━━━━━ Reading passage ━━━━━
Is it just a massive coincedence? Or is there some sort of speed/reliability trade off going on here? I just can't seem to make sense of them advertising how wonderful their new box is, whilst at the same time advertising the fact that it uses an OS that people seem to like to complain about.
NogDog
09-18-2005, 02:41 AM
I've worked on projects in the past that were fielded on DEC, HP, and Sun servers using DEC's UNIX, HP-UX, and Solaris respectively. I don't recall any particular Solaris problems (at least no more than the other two); but then we had some top-notch sys-admins who probably knew all the necessary tweaks and kludges already.
Stephen Philbin
09-18-2005, 03:48 AM
I think most of the problems I've seen mentioned were things just refusing to compile with no apparent reason and infrequent, yet seemingly random crashes of applications. I know there's an application I've installed on my computer that basically says in the compile notes to not even bother to try to build it on Solaris, but I can't think what it was. I think it might have been Kopete (hardly the kind of software you'd want to be installing on the box in the advert I know), but I could easily be wrong. I actually got to know the name "Solaris" from all these warnings and stuff in README's and INSTALL's before I even saw it "out in the wild" as it were.
━━━━━ Supplied material ━━━━━
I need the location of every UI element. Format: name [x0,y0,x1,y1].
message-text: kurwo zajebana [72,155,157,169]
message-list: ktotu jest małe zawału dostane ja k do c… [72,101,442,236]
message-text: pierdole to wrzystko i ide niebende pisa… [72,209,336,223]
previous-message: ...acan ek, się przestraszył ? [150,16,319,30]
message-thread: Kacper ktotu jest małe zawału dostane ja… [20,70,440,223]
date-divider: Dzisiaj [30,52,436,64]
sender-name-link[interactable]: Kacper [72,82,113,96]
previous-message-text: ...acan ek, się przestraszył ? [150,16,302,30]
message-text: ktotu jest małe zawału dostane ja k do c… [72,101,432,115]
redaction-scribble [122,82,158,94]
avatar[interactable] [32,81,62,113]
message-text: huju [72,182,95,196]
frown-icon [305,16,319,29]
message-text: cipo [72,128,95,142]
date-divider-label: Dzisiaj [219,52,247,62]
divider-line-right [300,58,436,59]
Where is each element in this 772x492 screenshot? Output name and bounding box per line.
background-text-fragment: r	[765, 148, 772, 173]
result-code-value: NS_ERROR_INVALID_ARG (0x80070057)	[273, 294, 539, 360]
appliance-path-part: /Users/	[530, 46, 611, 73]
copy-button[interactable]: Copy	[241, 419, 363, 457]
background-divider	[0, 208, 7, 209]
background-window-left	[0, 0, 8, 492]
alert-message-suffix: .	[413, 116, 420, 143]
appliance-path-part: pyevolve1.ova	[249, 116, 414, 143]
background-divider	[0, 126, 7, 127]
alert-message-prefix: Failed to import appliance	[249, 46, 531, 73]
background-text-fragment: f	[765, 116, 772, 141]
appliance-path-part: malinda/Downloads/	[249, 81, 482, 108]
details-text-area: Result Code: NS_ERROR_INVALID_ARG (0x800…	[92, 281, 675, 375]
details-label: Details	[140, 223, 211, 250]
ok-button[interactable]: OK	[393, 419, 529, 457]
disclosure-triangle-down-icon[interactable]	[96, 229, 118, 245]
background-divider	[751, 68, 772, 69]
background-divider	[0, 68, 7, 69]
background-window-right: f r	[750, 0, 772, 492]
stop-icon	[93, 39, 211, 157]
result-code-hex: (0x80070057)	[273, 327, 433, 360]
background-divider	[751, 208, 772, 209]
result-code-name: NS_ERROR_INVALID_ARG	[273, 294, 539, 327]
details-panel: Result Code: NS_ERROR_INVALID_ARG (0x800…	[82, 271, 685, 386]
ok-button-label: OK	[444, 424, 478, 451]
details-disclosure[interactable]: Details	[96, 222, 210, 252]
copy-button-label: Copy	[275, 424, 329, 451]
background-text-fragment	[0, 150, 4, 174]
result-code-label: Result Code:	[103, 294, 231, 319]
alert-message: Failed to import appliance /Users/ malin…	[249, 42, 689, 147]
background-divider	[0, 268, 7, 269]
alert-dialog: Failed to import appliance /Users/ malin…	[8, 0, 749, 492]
━━━━━
▶ Actions to take:
**A.** Name the operating systems that NogDog's post in the forum thread says the projects were fielded on.
**B.** Quote the listing from its first line up to and including the line with "date-divider-label: Dzisiaj [219,52,247,62]".

▶ Task results:
**A.** DEC's UNIX, HP-UX, and Solaris

**B.**
I need the location of every UI element. Format: name [x0,y0,x1,y1].
message-text: kurwo zajebana [72,155,157,169]
message-list: ktotu jest małe zawału dostane ja k do c… [72,101,442,236]
message-text: pierdole to wrzystko i ide niebende pisa… [72,209,336,223]
previous-message: ...acan ek, się przestraszył ? [150,16,319,30]
message-thread: Kacper ktotu jest małe zawału dostane ja… [20,70,440,223]
date-divider: Dzisiaj [30,52,436,64]
sender-name-link[interactable]: Kacper [72,82,113,96]
previous-message-text: ...acan ek, się przestraszył ? [150,16,302,30]
message-text: ktotu jest małe zawału dostane ja k do c… [72,101,432,115]
redaction-scribble [122,82,158,94]
avatar[interactable] [32,81,62,113]
message-text: huju [72,182,95,196]
frown-icon [305,16,319,29]
message-text: cipo [72,128,95,142]
date-divider-label: Dzisiaj [219,52,247,62]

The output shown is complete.